◆ What the task requires ◆
Retype every entry exactly, character for character.
------------------------------------
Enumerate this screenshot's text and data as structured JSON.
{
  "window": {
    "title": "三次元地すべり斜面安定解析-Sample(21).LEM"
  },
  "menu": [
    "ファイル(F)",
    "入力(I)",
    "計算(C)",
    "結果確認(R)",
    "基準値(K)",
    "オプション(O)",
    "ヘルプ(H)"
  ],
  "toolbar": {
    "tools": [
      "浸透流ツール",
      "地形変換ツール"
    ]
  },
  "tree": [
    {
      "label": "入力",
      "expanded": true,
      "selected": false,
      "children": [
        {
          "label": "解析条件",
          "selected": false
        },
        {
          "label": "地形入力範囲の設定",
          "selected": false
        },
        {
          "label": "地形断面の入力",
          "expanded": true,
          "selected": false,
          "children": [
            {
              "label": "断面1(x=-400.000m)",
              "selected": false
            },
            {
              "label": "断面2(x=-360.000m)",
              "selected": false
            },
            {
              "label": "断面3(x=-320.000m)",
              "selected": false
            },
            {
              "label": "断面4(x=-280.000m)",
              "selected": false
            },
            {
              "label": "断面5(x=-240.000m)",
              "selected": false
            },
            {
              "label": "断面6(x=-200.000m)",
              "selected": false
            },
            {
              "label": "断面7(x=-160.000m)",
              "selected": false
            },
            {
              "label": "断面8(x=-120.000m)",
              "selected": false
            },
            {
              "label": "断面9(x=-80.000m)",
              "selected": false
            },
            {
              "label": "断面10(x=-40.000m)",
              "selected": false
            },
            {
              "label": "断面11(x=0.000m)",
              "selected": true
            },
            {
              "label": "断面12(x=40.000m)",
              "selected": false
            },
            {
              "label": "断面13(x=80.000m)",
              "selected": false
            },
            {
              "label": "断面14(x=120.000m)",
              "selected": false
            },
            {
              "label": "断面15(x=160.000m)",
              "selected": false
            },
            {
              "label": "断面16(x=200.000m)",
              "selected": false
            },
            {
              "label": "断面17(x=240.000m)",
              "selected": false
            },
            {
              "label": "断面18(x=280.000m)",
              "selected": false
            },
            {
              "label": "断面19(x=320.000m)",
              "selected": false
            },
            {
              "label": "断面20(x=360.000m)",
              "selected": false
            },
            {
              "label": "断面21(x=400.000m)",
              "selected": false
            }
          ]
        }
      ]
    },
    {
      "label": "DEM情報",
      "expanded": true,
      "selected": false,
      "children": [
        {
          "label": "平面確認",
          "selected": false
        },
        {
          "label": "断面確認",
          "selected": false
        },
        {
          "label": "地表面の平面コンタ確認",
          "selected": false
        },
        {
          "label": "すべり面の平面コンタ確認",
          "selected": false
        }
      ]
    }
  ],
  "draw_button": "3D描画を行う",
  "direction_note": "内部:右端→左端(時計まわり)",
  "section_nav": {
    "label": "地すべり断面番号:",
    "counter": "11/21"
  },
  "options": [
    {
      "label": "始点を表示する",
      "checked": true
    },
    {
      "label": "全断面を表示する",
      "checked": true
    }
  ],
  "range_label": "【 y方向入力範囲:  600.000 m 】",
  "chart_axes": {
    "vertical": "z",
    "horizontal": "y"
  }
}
------------------------------------
◆ Task result ◆
Enumerate this screenshot's text and data as structured JSON.
{
  "window": {
    "title": "三次元地すべり斜面安定解析-Sample(21).LEM"
  },
  "menu": [
    "ファイル(F)",
    "入力(I)",
    "計算(C)",
    "結果確認(R)",
    "基準値(K)",
    "オプション(O)",
    "ヘルプ(H)"
  ],
  "toolbar": {
    "tools": [
      "浸透流ツール",
      "地形変換ツール"
    ]
  },
  "tree": [
    {
      "label": "入力",
      "expanded": true,
      "selected": false,
      "children": [
        {
          "label": "解析条件",
          "selected": false
        },
        {
          "label": "地形入力範囲の設定",
          "selected": false
        },
        {
          "label": "地形断面の入力",
          "expanded": true,
          "selected": false,
          "children": [
            {
              "label": "断面1(x=-400.000m)",
              "selected": false
            },
            {
              "label": "断面2(x=-360.000m)",
              "selected": false
            },
            {
              "label": "断面3(x=-320.000m)",
              "selected": false
            },
            {
              "label": "断面4(x=-280.000m)",
              "selected": false
            },
            {
              "label": "断面5(x=-240.000m)",
              "selected": false
            },
            {
              "label": "断面6(x=-200.000m)",
              "selected": false
            },
            {
              "label": "断面7(x=-160.000m)",
              "selected": false
            },
            {
              "label": "断面8(x=-120.000m)",
              "selected": false
            },
            {
              "label": "断面9(x=-80.000m)",
              "selected": false
            },
            {
              "label": "断面10(x=-40.000m)",
              "selected": false
            },
            {
              "label": "断面11(x=0.000m)",
              "selected": true
            },
            {
              "label": "断面12(x=40.000m)",
              "selected": false
            },
            {
              "label": "断面13(x=80.000m)",
              "selected": false
            },
            {
              "label": "断面14(x=120.000m)",
              "selected": false
            },
            {
              "label": "断面15(x=160.000m)",
              "selected": false
            },
            {
              "label": "断面16(x=200.000m)",
              "selected": false
            },
            {
              "label": "断面17(x=240.000m)",
              "selected": false
            },
            {
              "label": "断面18(x=280.000m)",
              "selected": false
            },
            {
              "label": "断面19(x=320.000m)",
              "selected": false
            },
            {
              "label": "断面20(x=360.000m)",
              "selected": false
            },
            {
              "label": "断面21(x=400.000m)",
              "selected": false
            }
          ]
        }
      ]
    },
    {
      "label": "DEM情報",
      "expanded": true,
      "selected": false,
      "children": [
        {
          "label": "平面確認",
          "selected": false
        },
        {
          "label": "断面確認",
          "selected": false
        },
        {
          "label": "地表面の平面コンタ確認",
          "selected": false
        },
        {
          "label": "すべり面の平面コンタ確認",
          "selected": false
        }
      ]
    }
  ],
  "draw_button": "3D描画を行う",
  "direction_note": "内部:右端→左端(時計まわり)",
  "section_nav": {
    "label": "地すべり断面番号:",
    "counter": "11/21"
  },
  "options": [
    {
      "label": "始点を表示する",
      "checked": true
    },
    {
      "label": "全断面を表示する",
      "checked": true
    }
  ],
  "range_label": "【 y方向入力範囲:  600.000 m 】",
  "chart_axes": {
    "vertical": "z",
    "horizontal": "y"
  }
}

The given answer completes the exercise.